AIM:
Search the entries for the word "JSON" and pull out each line that has it.

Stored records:
START

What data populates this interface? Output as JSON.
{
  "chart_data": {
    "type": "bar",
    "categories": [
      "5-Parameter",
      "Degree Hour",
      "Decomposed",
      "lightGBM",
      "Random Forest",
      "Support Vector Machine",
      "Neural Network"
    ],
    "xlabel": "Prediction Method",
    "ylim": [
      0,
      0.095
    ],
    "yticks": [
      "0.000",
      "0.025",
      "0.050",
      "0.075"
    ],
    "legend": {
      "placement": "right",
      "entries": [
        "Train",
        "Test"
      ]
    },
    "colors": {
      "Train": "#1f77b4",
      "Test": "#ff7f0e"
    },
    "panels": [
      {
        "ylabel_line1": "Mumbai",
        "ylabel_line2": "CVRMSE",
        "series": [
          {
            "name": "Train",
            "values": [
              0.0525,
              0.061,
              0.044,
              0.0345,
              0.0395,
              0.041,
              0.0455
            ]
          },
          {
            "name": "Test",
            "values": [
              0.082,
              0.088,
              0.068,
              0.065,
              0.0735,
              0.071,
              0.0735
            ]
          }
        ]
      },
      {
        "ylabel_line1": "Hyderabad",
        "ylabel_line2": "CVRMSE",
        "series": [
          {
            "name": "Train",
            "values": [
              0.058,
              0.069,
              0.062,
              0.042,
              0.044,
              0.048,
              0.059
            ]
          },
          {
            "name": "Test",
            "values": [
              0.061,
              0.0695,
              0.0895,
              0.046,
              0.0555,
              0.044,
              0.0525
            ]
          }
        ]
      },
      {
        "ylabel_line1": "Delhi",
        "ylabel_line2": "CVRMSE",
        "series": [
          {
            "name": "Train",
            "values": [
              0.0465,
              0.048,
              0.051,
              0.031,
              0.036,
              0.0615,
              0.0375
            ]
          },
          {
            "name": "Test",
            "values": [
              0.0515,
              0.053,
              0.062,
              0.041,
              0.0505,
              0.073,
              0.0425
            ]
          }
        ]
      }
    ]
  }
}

END
START

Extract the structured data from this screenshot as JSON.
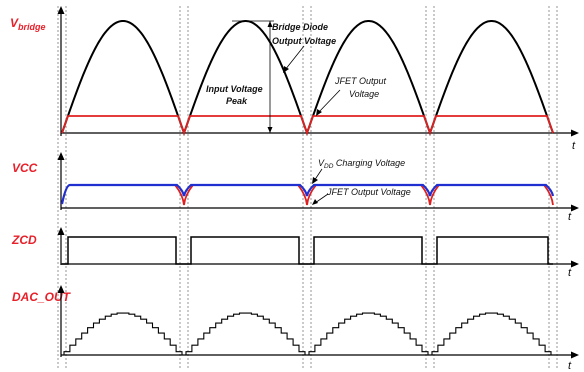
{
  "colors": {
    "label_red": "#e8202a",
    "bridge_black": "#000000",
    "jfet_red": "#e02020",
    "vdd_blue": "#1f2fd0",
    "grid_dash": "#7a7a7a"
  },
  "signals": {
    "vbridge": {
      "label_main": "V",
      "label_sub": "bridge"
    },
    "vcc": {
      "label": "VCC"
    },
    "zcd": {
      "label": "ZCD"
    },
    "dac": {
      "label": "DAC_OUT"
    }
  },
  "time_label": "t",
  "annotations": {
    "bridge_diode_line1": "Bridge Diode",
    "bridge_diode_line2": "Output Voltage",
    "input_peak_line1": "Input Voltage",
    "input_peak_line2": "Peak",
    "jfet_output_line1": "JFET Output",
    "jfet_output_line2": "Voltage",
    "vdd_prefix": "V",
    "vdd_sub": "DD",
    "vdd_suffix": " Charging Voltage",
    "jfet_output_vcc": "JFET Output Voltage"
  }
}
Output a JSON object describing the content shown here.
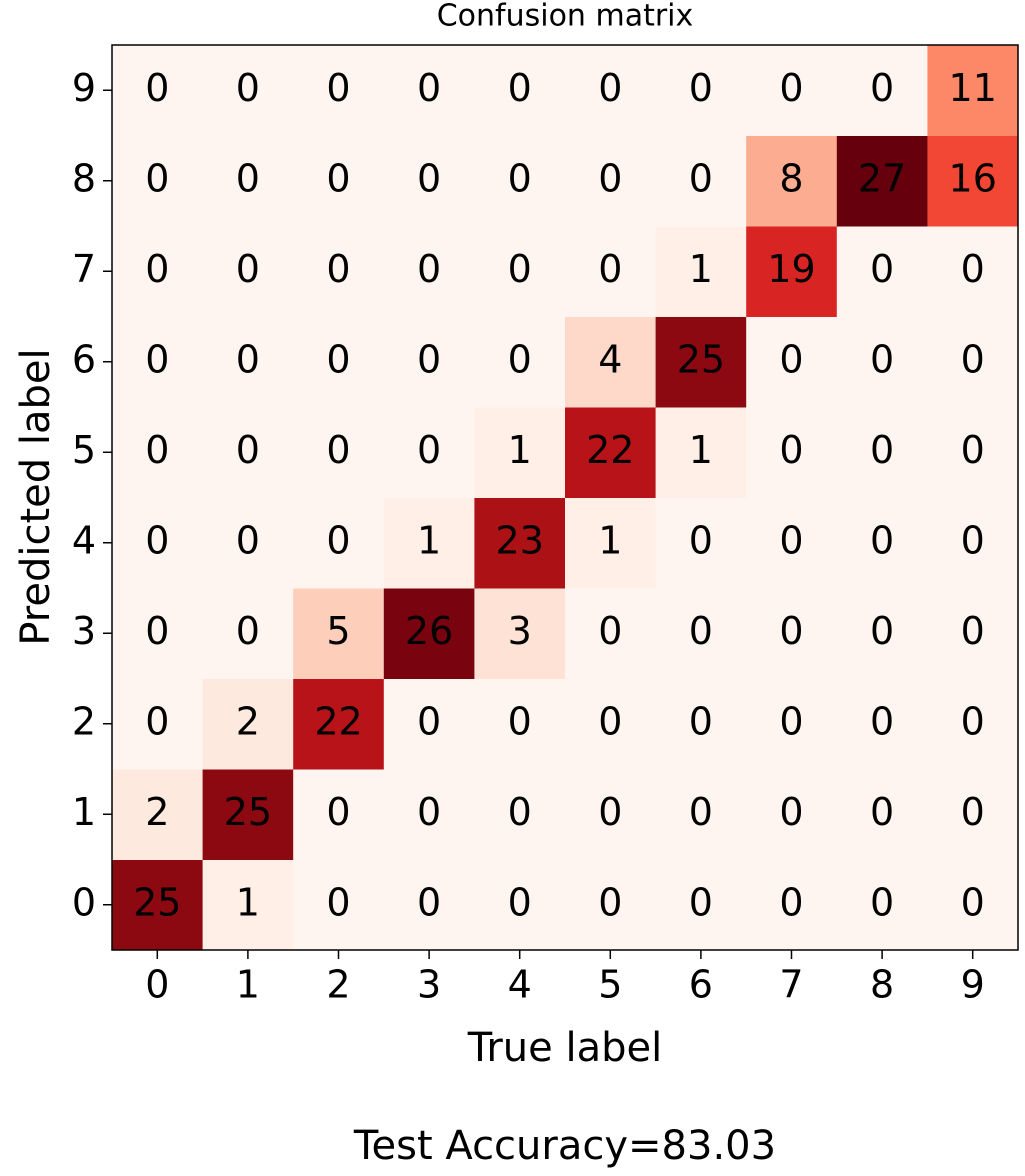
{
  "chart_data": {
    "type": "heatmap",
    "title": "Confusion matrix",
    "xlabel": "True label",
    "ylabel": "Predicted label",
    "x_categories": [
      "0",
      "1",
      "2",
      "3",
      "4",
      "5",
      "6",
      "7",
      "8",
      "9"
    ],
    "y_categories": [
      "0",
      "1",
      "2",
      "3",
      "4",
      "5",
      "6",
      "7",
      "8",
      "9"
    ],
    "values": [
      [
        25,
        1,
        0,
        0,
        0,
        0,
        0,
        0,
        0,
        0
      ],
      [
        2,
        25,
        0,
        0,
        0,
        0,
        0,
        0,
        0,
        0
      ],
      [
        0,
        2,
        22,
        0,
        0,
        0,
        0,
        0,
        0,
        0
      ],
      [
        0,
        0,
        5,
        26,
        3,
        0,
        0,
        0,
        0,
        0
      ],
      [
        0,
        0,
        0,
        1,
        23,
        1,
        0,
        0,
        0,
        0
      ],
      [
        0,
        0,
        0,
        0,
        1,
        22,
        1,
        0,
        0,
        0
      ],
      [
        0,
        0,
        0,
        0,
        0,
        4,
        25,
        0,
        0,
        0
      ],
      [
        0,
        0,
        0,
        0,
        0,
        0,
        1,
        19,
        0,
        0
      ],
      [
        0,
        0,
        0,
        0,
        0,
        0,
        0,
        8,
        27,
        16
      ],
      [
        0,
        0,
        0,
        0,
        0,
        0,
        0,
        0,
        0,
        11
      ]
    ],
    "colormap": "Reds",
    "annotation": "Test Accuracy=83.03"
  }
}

END

EXERCISE SOLUTION:
What data populates this interface? Output as JSON.
Extract the structured data from this screenshot as JSON.
Output a JSON object describing the content shown here.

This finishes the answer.